→ Task statement:
Give the data again, word for word.

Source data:
^^^^^^^^^^^^^^^^

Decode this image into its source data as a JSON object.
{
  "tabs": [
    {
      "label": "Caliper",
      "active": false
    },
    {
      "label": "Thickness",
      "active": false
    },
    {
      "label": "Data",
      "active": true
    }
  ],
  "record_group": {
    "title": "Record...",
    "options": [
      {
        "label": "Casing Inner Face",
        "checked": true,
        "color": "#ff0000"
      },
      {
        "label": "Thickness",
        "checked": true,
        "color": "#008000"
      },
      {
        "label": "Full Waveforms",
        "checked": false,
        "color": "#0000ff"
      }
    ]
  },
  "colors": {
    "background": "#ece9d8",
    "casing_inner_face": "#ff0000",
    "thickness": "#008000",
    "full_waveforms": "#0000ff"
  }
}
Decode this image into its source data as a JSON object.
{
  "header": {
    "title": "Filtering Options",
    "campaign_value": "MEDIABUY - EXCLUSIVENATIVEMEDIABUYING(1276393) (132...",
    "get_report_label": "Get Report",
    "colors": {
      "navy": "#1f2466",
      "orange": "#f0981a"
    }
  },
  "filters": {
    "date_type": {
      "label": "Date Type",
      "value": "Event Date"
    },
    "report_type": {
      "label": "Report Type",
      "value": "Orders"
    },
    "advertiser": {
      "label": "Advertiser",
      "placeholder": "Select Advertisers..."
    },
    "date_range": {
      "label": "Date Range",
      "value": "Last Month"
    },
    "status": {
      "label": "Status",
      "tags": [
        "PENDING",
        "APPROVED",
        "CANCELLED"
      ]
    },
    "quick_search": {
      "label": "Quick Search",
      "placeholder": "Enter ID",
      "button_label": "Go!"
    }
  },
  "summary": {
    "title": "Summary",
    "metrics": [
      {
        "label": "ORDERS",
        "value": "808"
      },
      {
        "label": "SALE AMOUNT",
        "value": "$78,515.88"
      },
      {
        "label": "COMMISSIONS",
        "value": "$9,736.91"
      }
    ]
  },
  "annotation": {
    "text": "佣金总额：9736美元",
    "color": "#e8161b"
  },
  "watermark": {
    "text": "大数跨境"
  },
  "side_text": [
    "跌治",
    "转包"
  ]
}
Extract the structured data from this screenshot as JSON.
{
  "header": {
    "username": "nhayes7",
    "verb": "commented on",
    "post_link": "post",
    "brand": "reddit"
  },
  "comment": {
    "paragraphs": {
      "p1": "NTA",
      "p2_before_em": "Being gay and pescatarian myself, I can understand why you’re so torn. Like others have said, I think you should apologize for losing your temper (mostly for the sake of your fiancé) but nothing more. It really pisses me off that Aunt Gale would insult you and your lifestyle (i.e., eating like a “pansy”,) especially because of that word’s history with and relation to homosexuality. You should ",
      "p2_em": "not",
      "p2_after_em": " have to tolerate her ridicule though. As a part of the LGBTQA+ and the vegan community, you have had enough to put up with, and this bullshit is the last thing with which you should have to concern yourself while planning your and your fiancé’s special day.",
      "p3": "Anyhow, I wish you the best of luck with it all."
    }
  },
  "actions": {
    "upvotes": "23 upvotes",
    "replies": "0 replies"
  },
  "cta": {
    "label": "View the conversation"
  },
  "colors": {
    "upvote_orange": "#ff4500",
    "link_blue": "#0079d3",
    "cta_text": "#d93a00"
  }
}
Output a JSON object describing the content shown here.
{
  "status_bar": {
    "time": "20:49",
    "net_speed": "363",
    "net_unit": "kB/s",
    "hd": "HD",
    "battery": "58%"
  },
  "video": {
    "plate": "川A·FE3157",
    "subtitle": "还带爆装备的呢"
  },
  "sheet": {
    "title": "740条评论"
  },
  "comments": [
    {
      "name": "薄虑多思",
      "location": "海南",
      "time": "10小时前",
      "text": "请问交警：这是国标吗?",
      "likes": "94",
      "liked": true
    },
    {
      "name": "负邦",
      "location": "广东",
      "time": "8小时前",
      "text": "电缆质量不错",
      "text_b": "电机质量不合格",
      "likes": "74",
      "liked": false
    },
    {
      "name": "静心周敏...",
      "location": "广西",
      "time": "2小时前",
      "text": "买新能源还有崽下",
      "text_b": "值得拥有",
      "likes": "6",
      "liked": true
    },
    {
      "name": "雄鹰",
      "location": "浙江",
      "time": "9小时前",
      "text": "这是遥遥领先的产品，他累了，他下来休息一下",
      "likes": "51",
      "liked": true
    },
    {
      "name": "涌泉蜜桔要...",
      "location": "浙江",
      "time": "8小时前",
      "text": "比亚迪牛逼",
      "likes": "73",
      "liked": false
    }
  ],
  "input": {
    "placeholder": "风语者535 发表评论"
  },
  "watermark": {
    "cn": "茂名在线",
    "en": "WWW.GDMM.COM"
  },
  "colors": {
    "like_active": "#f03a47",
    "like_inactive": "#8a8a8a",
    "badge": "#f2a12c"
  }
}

^^^^^^^^^^^^^^^^

→ Output of the exercise:
Decode this image into its source data as a JSON object.
{
  "tabs": [
    {
      "label": "Caliper",
      "active": false
    },
    {
      "label": "Thickness",
      "active": false
    },
    {
      "label": "Data",
      "active": true
    }
  ],
  "record_group": {
    "title": "Record...",
    "options": [
      {
        "label": "Casing Inner Face",
        "checked": true,
        "color": "#ff0000"
      },
      {
        "label": "Thickness",
        "checked": true,
        "color": "#008000"
      },
      {
        "label": "Full Waveforms",
        "checked": false,
        "color": "#0000ff"
      }
    ]
  },
  "colors": {
    "background": "#ece9d8",
    "casing_inner_face": "#ff0000",
    "thickness": "#008000",
    "full_waveforms": "#0000ff"
  }
}
Decode this image into its source data as a JSON object.
{
  "header": {
    "title": "Filtering Options",
    "campaign_value": "MEDIABUY - EXCLUSIVENATIVEMEDIABUYING(1276393) (132...",
    "get_report_label": "Get Report",
    "colors": {
      "navy": "#1f2466",
      "orange": "#f0981a"
    }
  },
  "filters": {
    "date_type": {
      "label": "Date Type",
      "value": "Event Date"
    },
    "report_type": {
      "label": "Report Type",
      "value": "Orders"
    },
    "advertiser": {
      "label": "Advertiser",
      "placeholder": "Select Advertisers..."
    },
    "date_range": {
      "label": "Date Range",
      "value": "Last Month"
    },
    "status": {
      "label": "Status",
      "tags": [
        "PENDING",
        "APPROVED",
        "CANCELLED"
      ]
    },
    "quick_search": {
      "label": "Quick Search",
      "placeholder": "Enter ID",
      "button_label": "Go!"
    }
  },
  "summary": {
    "title": "Summary",
    "metrics": [
      {
        "label": "ORDERS",
        "value": "808"
      },
      {
        "label": "SALE AMOUNT",
        "value": "$78,515.88"
      },
      {
        "label": "COMMISSIONS",
        "value": "$9,736.91"
      }
    ]
  },
  "annotation": {
    "text": "佣金总额：9736美元",
    "color": "#e8161b"
  },
  "watermark": {
    "text": "大数跨境"
  },
  "side_text": [
    "跌治",
    "转包"
  ]
}
Extract the structured data from this screenshot as JSON.
{
  "header": {
    "username": "nhayes7",
    "verb": "commented on",
    "post_link": "post",
    "brand": "reddit"
  },
  "comment": {
    "paragraphs": {
      "p1": "NTA",
      "p2_before_em": "Being gay and pescatarian myself, I can understand why you’re so torn. Like others have said, I think you should apologize for losing your temper (mostly for the sake of your fiancé) but nothing more. It really pisses me off that Aunt Gale would insult you and your lifestyle (i.e., eating like a “pansy”,) especially because of that word’s history with and relation to homosexuality. You should ",
      "p2_em": "not",
      "p2_after_em": " have to tolerate her ridicule though. As a part of the LGBTQA+ and the vegan community, you have had enough to put up with, and this bullshit is the last thing with which you should have to concern yourself while planning your and your fiancé’s special day.",
      "p3": "Anyhow, I wish you the best of luck with it all."
    }
  },
  "actions": {
    "upvotes": "23 upvotes",
    "replies": "0 replies"
  },
  "cta": {
    "label": "View the conversation"
  },
  "colors": {
    "upvote_orange": "#ff4500",
    "link_blue": "#0079d3",
    "cta_text": "#d93a00"
  }
}
Output a JSON object describing the content shown here.
{
  "status_bar": {
    "time": "20:49",
    "net_speed": "363",
    "net_unit": "kB/s",
    "hd": "HD",
    "battery": "58%"
  },
  "video": {
    "plate": "川A·FE3157",
    "subtitle": "还带爆装备的呢"
  },
  "sheet": {
    "title": "740条评论"
  },
  "comments": [
    {
      "name": "薄虑多思",
      "location": "海南",
      "time": "10小时前",
      "text": "请问交警：这是国标吗?",
      "likes": "94",
      "liked": true
    },
    {
      "name": "负邦",
      "location": "广东",
      "time": "8小时前",
      "text": "电缆质量不错",
      "text_b": "电机质量不合格",
      "likes": "74",
      "liked": false
    },
    {
      "name": "静心周敏...",
      "location": "广西",
      "time": "2小时前",
      "text": "买新能源还有崽下",
      "text_b": "值得拥有",
      "likes": "6",
      "liked": true
    },
    {
      "name": "雄鹰",
      "location": "浙江",
      "time": "9小时前",
      "text": "这是遥遥领先的产品，他累了，他下来休息一下",
      "likes": "51",
      "liked": true
    },
    {
      "name": "涌泉蜜桔要...",
      "location": "浙江",
      "time": "8小时前",
      "text": "比亚迪牛逼",
      "likes": "73",
      "liked": false
    }
  ],
  "input": {
    "placeholder": "风语者535 发表评论"
  },
  "watermark": {
    "cn": "茂名在线",
    "en": "WWW.GDMM.COM"
  },
  "colors": {
    "like_active": "#f03a47",
    "like_inactive": "#8a8a8a",
    "badge": "#f2a12c"
  }
}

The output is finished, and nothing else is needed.